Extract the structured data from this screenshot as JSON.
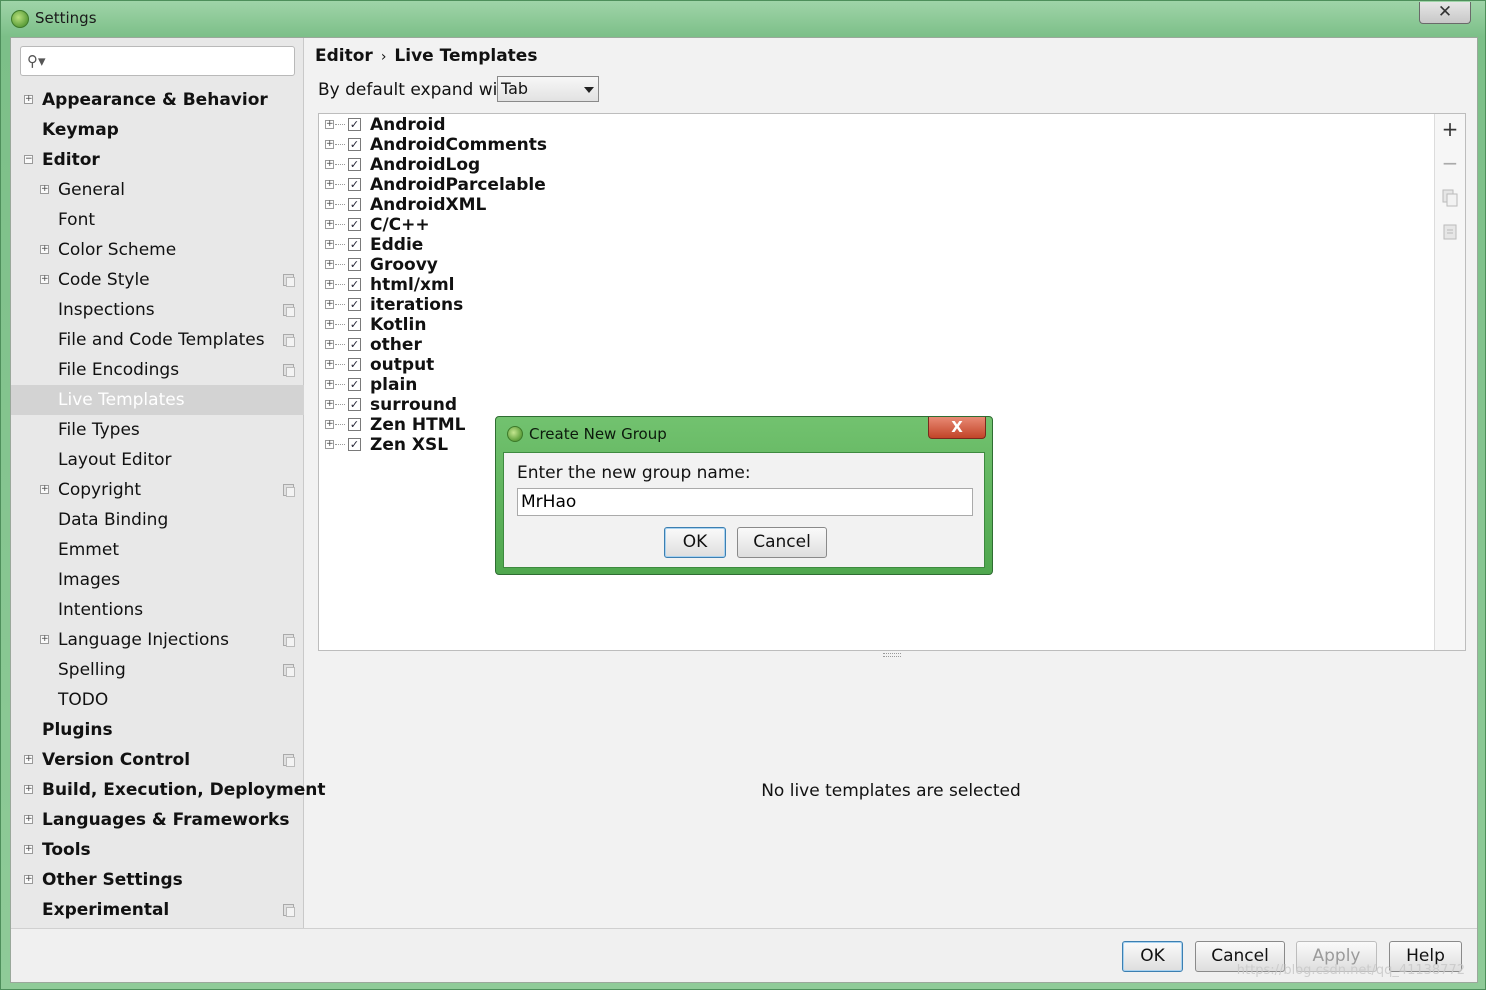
{
  "window": {
    "title": "Settings"
  },
  "search": {
    "placeholder": ""
  },
  "sidebar": {
    "items": [
      {
        "label": "Appearance & Behavior",
        "level": 0,
        "expandable": true,
        "expanded": false,
        "copy_icon": false
      },
      {
        "label": "Keymap",
        "level": 0,
        "expandable": false,
        "copy_icon": false
      },
      {
        "label": "Editor",
        "level": 0,
        "expandable": true,
        "expanded": true,
        "copy_icon": false
      },
      {
        "label": "General",
        "level": 1,
        "expandable": true,
        "expanded": false,
        "copy_icon": false
      },
      {
        "label": "Font",
        "level": 1,
        "expandable": false,
        "copy_icon": false
      },
      {
        "label": "Color Scheme",
        "level": 1,
        "expandable": true,
        "expanded": false,
        "copy_icon": false
      },
      {
        "label": "Code Style",
        "level": 1,
        "expandable": true,
        "expanded": false,
        "copy_icon": true
      },
      {
        "label": "Inspections",
        "level": 1,
        "expandable": false,
        "copy_icon": true
      },
      {
        "label": "File and Code Templates",
        "level": 1,
        "expandable": false,
        "copy_icon": true
      },
      {
        "label": "File Encodings",
        "level": 1,
        "expandable": false,
        "copy_icon": true
      },
      {
        "label": "Live Templates",
        "level": 1,
        "expandable": false,
        "copy_icon": false,
        "selected": true
      },
      {
        "label": "File Types",
        "level": 1,
        "expandable": false,
        "copy_icon": false
      },
      {
        "label": "Layout Editor",
        "level": 1,
        "expandable": false,
        "copy_icon": false
      },
      {
        "label": "Copyright",
        "level": 1,
        "expandable": true,
        "expanded": false,
        "copy_icon": true
      },
      {
        "label": "Data Binding",
        "level": 1,
        "expandable": false,
        "copy_icon": false
      },
      {
        "label": "Emmet",
        "level": 1,
        "expandable": false,
        "copy_icon": false
      },
      {
        "label": "Images",
        "level": 1,
        "expandable": false,
        "copy_icon": false
      },
      {
        "label": "Intentions",
        "level": 1,
        "expandable": false,
        "copy_icon": false
      },
      {
        "label": "Language Injections",
        "level": 1,
        "expandable": true,
        "expanded": false,
        "copy_icon": true
      },
      {
        "label": "Spelling",
        "level": 1,
        "expandable": false,
        "copy_icon": true
      },
      {
        "label": "TODO",
        "level": 1,
        "expandable": false,
        "copy_icon": false
      },
      {
        "label": "Plugins",
        "level": 0,
        "expandable": false,
        "copy_icon": false
      },
      {
        "label": "Version Control",
        "level": 0,
        "expandable": true,
        "expanded": false,
        "copy_icon": true
      },
      {
        "label": "Build, Execution, Deployment",
        "level": 0,
        "expandable": true,
        "expanded": false,
        "copy_icon": false
      },
      {
        "label": "Languages & Frameworks",
        "level": 0,
        "expandable": true,
        "expanded": false,
        "copy_icon": false
      },
      {
        "label": "Tools",
        "level": 0,
        "expandable": true,
        "expanded": false,
        "copy_icon": false
      },
      {
        "label": "Other Settings",
        "level": 0,
        "expandable": true,
        "expanded": false,
        "copy_icon": false
      },
      {
        "label": "Experimental",
        "level": 0,
        "expandable": false,
        "copy_icon": true
      }
    ]
  },
  "main": {
    "breadcrumb": {
      "parent": "Editor",
      "separator": "›",
      "current": "Live Templates"
    },
    "expand_label": "By default expand with",
    "expand_value": "Tab",
    "template_groups": [
      {
        "name": "Android",
        "checked": true
      },
      {
        "name": "AndroidComments",
        "checked": true
      },
      {
        "name": "AndroidLog",
        "checked": true
      },
      {
        "name": "AndroidParcelable",
        "checked": true
      },
      {
        "name": "AndroidXML",
        "checked": true
      },
      {
        "name": "C/C++",
        "checked": true
      },
      {
        "name": "Eddie",
        "checked": true
      },
      {
        "name": "Groovy",
        "checked": true
      },
      {
        "name": "html/xml",
        "checked": true
      },
      {
        "name": "iterations",
        "checked": true
      },
      {
        "name": "Kotlin",
        "checked": true
      },
      {
        "name": "other",
        "checked": true
      },
      {
        "name": "output",
        "checked": true
      },
      {
        "name": "plain",
        "checked": true
      },
      {
        "name": "surround",
        "checked": true
      },
      {
        "name": "Zen HTML",
        "checked": true
      },
      {
        "name": "Zen XSL",
        "checked": true
      }
    ],
    "toolbar": {
      "add": "+",
      "remove": "−"
    },
    "no_selection_text": "No live templates are selected"
  },
  "buttons": {
    "ok": "OK",
    "cancel": "Cancel",
    "apply": "Apply",
    "help": "Help"
  },
  "watermark": "https://blog.csdn.net/qq_41138772",
  "dialog": {
    "title": "Create New Group",
    "close": "X",
    "label": "Enter the new group name:",
    "input_value": "MrHao",
    "ok": "OK",
    "cancel": "Cancel"
  },
  "colors": {
    "window_frame": "#7cbf88",
    "dialog_frame": "#4fa74e",
    "selection": "#d3d3d3"
  }
}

========================

▸ TASK DETAILS:
Pull out every line in the data above that has the word "selected".

▸ ANSWER FOR THE TASK:
        "selected": true
    "no_selection_text": "No live templates are selected"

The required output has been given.